| What is being asked |
Take the entries below and print all of them exactly, please.

| Provided material |

◆ ◆ ◆ ◆

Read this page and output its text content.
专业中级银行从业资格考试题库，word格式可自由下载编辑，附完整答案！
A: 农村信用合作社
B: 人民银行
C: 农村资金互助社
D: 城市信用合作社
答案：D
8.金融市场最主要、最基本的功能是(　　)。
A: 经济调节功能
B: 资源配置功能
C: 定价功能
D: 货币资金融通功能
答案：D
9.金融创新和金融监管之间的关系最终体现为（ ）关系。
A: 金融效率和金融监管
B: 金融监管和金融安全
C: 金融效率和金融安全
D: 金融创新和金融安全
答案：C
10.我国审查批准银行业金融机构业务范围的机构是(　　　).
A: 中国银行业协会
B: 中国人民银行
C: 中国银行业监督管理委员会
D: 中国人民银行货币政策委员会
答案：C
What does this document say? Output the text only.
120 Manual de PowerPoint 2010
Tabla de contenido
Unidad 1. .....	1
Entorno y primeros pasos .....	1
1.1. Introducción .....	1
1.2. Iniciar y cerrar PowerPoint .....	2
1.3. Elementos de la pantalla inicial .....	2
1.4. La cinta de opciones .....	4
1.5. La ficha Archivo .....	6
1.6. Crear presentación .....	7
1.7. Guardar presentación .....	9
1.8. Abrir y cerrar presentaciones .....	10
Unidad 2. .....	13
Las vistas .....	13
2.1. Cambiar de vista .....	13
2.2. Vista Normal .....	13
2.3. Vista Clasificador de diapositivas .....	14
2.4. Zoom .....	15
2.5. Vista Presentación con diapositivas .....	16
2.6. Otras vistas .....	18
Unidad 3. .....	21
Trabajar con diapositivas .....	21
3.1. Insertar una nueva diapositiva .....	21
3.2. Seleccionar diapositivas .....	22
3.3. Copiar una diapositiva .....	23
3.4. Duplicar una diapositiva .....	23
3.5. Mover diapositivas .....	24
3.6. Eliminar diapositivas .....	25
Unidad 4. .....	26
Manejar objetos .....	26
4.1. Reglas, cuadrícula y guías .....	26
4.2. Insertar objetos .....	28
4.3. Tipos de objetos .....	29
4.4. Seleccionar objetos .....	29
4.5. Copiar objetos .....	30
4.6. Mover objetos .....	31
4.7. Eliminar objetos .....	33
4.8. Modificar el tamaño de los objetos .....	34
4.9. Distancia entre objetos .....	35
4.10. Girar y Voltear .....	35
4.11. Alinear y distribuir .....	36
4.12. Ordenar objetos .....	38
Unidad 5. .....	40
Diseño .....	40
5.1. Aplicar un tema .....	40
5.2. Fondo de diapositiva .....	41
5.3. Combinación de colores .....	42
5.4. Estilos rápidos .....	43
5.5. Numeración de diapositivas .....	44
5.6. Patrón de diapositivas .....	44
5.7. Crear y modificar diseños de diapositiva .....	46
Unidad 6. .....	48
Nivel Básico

◆ ◆ ◆ ◆

| Reply to the exercise |
Read this page and output its text content.
专业中级银行从业资格考试题库，word格式可自由下载编辑，附完整答案！
A: 农村信用合作社
B: 人民银行
C: 农村资金互助社
D: 城市信用合作社
答案：D
8.金融市场最主要、最基本的功能是(　　)。
A: 经济调节功能
B: 资源配置功能
C: 定价功能
D: 货币资金融通功能
答案：D
9.金融创新和金融监管之间的关系最终体现为（ ）关系。
A: 金融效率和金融监管
B: 金融监管和金融安全
C: 金融效率和金融安全
D: 金融创新和金融安全
答案：C
10.我国审查批准银行业金融机构业务范围的机构是(　　　).
A: 中国银行业协会
B: 中国人民银行
C: 中国银行业监督管理委员会
D: 中国人民银行货币政策委员会
答案：C
What does this document say? Output the text only.
120 Manual de PowerPoint 2010
Tabla de contenido
Unidad 1. .....	1
Entorno y primeros pasos .....	1
1.1. Introducción .....	1
1.2. Iniciar y cerrar PowerPoint .....	2
1.3. Elementos de la pantalla inicial .....	2
1.4. La cinta de opciones .....	4
1.5. La ficha Archivo .....	6
1.6. Crear presentación .....	7
1.7. Guardar presentación .....	9
1.8. Abrir y cerrar presentaciones .....	10
Unidad 2. .....	13
Las vistas .....	13
2.1. Cambiar de vista .....	13
2.2. Vista Normal .....	13
2.3. Vista Clasificador de diapositivas .....	14
2.4. Zoom .....	15
2.5. Vista Presentación con diapositivas .....	16
2.6. Otras vistas .....	18
Unidad 3. .....	21
Trabajar con diapositivas .....	21
3.1. Insertar una nueva diapositiva .....	21
3.2. Seleccionar diapositivas .....	22
3.3. Copiar una diapositiva .....	23
3.4. Duplicar una diapositiva .....	23
3.5. Mover diapositivas .....	24
3.6. Eliminar diapositivas .....	25
Unidad 4. .....	26
Manejar objetos .....	26
4.1. Reglas, cuadrícula y guías .....	26
4.2. Insertar objetos .....	28
4.3. Tipos de objetos .....	29
4.4. Seleccionar objetos .....	29
4.5. Copiar objetos .....	30
4.6. Mover objetos .....	31
4.7. Eliminar objetos .....	33
4.8. Modificar el tamaño de los objetos .....	34
4.9. Distancia entre objetos .....	35
4.10. Girar y Voltear .....	35
4.11. Alinear y distribuir .....	36
4.12. Ordenar objetos .....	38
Unidad 5. .....	40
Diseño .....	40
5.1. Aplicar un tema .....	40
5.2. Fondo de diapositiva .....	41
5.3. Combinación de colores .....	42
5.4. Estilos rápidos .....	43
5.5. Numeración de diapositivas .....	44
5.6. Patrón de diapositivas .....	44
5.7. Crear y modificar diseños de diapositiva .....	46
Unidad 6. .....	48
Nivel Básico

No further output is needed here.